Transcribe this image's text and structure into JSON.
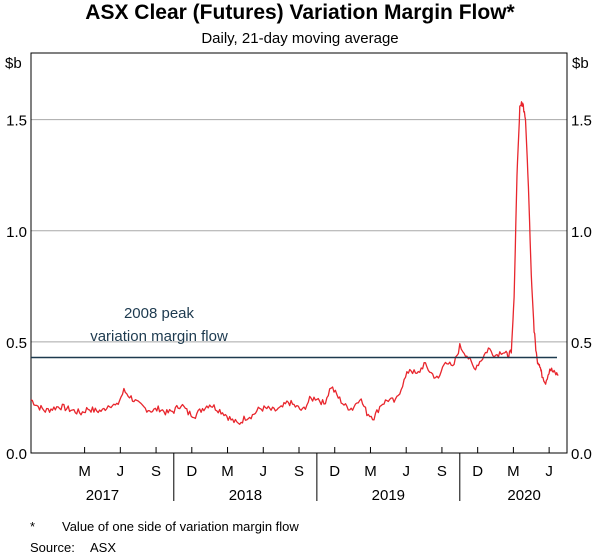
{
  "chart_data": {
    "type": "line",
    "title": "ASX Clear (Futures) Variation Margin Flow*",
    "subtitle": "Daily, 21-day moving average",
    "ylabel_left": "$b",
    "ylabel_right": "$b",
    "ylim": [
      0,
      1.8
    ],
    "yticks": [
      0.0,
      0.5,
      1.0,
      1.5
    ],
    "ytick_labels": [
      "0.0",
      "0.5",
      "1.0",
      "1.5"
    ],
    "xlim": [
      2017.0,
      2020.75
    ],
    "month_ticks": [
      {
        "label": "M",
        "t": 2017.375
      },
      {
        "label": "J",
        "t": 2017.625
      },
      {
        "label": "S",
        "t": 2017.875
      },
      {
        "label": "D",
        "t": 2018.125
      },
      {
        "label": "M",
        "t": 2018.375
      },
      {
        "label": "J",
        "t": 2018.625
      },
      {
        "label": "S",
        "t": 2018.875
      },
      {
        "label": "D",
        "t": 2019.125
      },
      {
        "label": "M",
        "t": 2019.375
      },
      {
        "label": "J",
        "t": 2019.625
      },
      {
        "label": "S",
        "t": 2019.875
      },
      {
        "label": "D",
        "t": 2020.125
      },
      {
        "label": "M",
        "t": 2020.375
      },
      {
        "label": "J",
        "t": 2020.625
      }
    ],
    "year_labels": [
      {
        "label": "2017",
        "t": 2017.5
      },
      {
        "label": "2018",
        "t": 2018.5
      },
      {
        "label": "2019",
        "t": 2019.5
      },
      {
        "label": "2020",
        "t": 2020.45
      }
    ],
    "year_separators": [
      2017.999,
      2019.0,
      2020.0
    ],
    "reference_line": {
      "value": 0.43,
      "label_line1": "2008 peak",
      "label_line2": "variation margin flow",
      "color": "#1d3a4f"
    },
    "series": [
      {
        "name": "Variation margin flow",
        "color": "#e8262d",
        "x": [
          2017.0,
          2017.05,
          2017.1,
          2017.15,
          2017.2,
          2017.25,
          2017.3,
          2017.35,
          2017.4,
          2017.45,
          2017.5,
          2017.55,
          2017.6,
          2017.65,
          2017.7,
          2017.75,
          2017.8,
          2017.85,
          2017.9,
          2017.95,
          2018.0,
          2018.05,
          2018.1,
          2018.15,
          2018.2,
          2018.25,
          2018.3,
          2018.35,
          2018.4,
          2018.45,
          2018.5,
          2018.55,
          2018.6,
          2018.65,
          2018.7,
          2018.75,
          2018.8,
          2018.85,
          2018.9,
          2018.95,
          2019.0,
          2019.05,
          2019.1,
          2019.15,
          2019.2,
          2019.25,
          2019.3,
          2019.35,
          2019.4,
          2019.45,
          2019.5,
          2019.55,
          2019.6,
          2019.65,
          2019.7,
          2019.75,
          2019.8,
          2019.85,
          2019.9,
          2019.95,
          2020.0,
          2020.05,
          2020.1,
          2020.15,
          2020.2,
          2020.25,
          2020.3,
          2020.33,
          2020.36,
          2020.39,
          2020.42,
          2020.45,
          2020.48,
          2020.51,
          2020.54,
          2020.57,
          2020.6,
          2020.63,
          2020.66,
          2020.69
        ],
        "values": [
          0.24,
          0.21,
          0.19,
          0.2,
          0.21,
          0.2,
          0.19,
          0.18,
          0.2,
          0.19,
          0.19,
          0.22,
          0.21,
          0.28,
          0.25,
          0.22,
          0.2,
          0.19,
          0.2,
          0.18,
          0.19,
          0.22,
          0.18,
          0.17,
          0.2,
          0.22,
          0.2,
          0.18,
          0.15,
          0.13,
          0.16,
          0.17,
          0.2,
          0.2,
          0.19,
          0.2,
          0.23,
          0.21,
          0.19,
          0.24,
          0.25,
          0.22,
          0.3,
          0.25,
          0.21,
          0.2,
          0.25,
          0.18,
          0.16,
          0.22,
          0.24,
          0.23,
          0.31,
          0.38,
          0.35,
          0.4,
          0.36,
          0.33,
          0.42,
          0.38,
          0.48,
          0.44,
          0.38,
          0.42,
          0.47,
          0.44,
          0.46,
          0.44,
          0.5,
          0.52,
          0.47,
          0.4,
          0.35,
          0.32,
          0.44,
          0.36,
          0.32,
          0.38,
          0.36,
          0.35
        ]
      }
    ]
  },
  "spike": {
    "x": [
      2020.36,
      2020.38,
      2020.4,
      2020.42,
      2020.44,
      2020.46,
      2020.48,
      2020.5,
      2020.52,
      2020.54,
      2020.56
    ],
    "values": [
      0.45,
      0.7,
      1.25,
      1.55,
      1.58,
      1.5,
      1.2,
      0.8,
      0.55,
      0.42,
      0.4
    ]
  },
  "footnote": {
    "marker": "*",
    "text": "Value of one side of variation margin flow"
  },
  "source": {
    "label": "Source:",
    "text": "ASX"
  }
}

::::

- _Directions for this task_
Each entry gets copied exactly; the pictures stay out.

- _Exercise response_
Transcribe this image's text and structure into JSON.
{
  "chart_data": {
    "type": "line",
    "title": "ASX Clear (Futures) Variation Margin Flow*",
    "subtitle": "Daily, 21-day moving average",
    "ylabel_left": "$b",
    "ylabel_right": "$b",
    "ylim": [
      0,
      1.8
    ],
    "yticks": [
      0.0,
      0.5,
      1.0,
      1.5
    ],
    "ytick_labels": [
      "0.0",
      "0.5",
      "1.0",
      "1.5"
    ],
    "xlim": [
      2017.0,
      2020.75
    ],
    "month_ticks": [
      {
        "label": "M",
        "t": 2017.375
      },
      {
        "label": "J",
        "t": 2017.625
      },
      {
        "label": "S",
        "t": 2017.875
      },
      {
        "label": "D",
        "t": 2018.125
      },
      {
        "label": "M",
        "t": 2018.375
      },
      {
        "label": "J",
        "t": 2018.625
      },
      {
        "label": "S",
        "t": 2018.875
      },
      {
        "label": "D",
        "t": 2019.125
      },
      {
        "label": "M",
        "t": 2019.375
      },
      {
        "label": "J",
        "t": 2019.625
      },
      {
        "label": "S",
        "t": 2019.875
      },
      {
        "label": "D",
        "t": 2020.125
      },
      {
        "label": "M",
        "t": 2020.375
      },
      {
        "label": "J",
        "t": 2020.625
      }
    ],
    "year_labels": [
      {
        "label": "2017",
        "t": 2017.5
      },
      {
        "label": "2018",
        "t": 2018.5
      },
      {
        "label": "2019",
        "t": 2019.5
      },
      {
        "label": "2020",
        "t": 2020.45
      }
    ],
    "year_separators": [
      2017.999,
      2019.0,
      2020.0
    ],
    "reference_line": {
      "value": 0.43,
      "label_line1": "2008 peak",
      "label_line2": "variation margin flow",
      "color": "#1d3a4f"
    },
    "series": [
      {
        "name": "Variation margin flow",
        "color": "#e8262d",
        "x": [
          2017.0,
          2017.05,
          2017.1,
          2017.15,
          2017.2,
          2017.25,
          2017.3,
          2017.35,
          2017.4,
          2017.45,
          2017.5,
          2017.55,
          2017.6,
          2017.65,
          2017.7,
          2017.75,
          2017.8,
          2017.85,
          2017.9,
          2017.95,
          2018.0,
          2018.05,
          2018.1,
          2018.15,
          2018.2,
          2018.25,
          2018.3,
          2018.35,
          2018.4,
          2018.45,
          2018.5,
          2018.55,
          2018.6,
          2018.65,
          2018.7,
          2018.75,
          2018.8,
          2018.85,
          2018.9,
          2018.95,
          2019.0,
          2019.05,
          2019.1,
          2019.15,
          2019.2,
          2019.25,
          2019.3,
          2019.35,
          2019.4,
          2019.45,
          2019.5,
          2019.55,
          2019.6,
          2019.65,
          2019.7,
          2019.75,
          2019.8,
          2019.85,
          2019.9,
          2019.95,
          2020.0,
          2020.05,
          2020.1,
          2020.15,
          2020.2,
          2020.25,
          2020.3,
          2020.33,
          2020.36,
          2020.39,
          2020.42,
          2020.45,
          2020.48,
          2020.51,
          2020.54,
          2020.57,
          2020.6,
          2020.63,
          2020.66,
          2020.69
        ],
        "values": [
          0.24,
          0.21,
          0.19,
          0.2,
          0.21,
          0.2,
          0.19,
          0.18,
          0.2,
          0.19,
          0.19,
          0.22,
          0.21,
          0.28,
          0.25,
          0.22,
          0.2,
          0.19,
          0.2,
          0.18,
          0.19,
          0.22,
          0.18,
          0.17,
          0.2,
          0.22,
          0.2,
          0.18,
          0.15,
          0.13,
          0.16,
          0.17,
          0.2,
          0.2,
          0.19,
          0.2,
          0.23,
          0.21,
          0.19,
          0.24,
          0.25,
          0.22,
          0.3,
          0.25,
          0.21,
          0.2,
          0.25,
          0.18,
          0.16,
          0.22,
          0.24,
          0.23,
          0.31,
          0.38,
          0.35,
          0.4,
          0.36,
          0.33,
          0.42,
          0.38,
          0.48,
          0.44,
          0.38,
          0.42,
          0.47,
          0.44,
          0.46,
          0.44,
          0.5,
          0.52,
          0.47,
          0.4,
          0.35,
          0.32,
          0.44,
          0.36,
          0.32,
          0.38,
          0.36,
          0.35
        ]
      }
    ]
  },
  "spike": {
    "x": [
      2020.36,
      2020.38,
      2020.4,
      2020.42,
      2020.44,
      2020.46,
      2020.48,
      2020.5,
      2020.52,
      2020.54,
      2020.56
    ],
    "values": [
      0.45,
      0.7,
      1.25,
      1.55,
      1.58,
      1.5,
      1.2,
      0.8,
      0.55,
      0.42,
      0.4
    ]
  },
  "footnote": {
    "marker": "*",
    "text": "Value of one side of variation margin flow"
  },
  "source": {
    "label": "Source:",
    "text": "ASX"
  }
}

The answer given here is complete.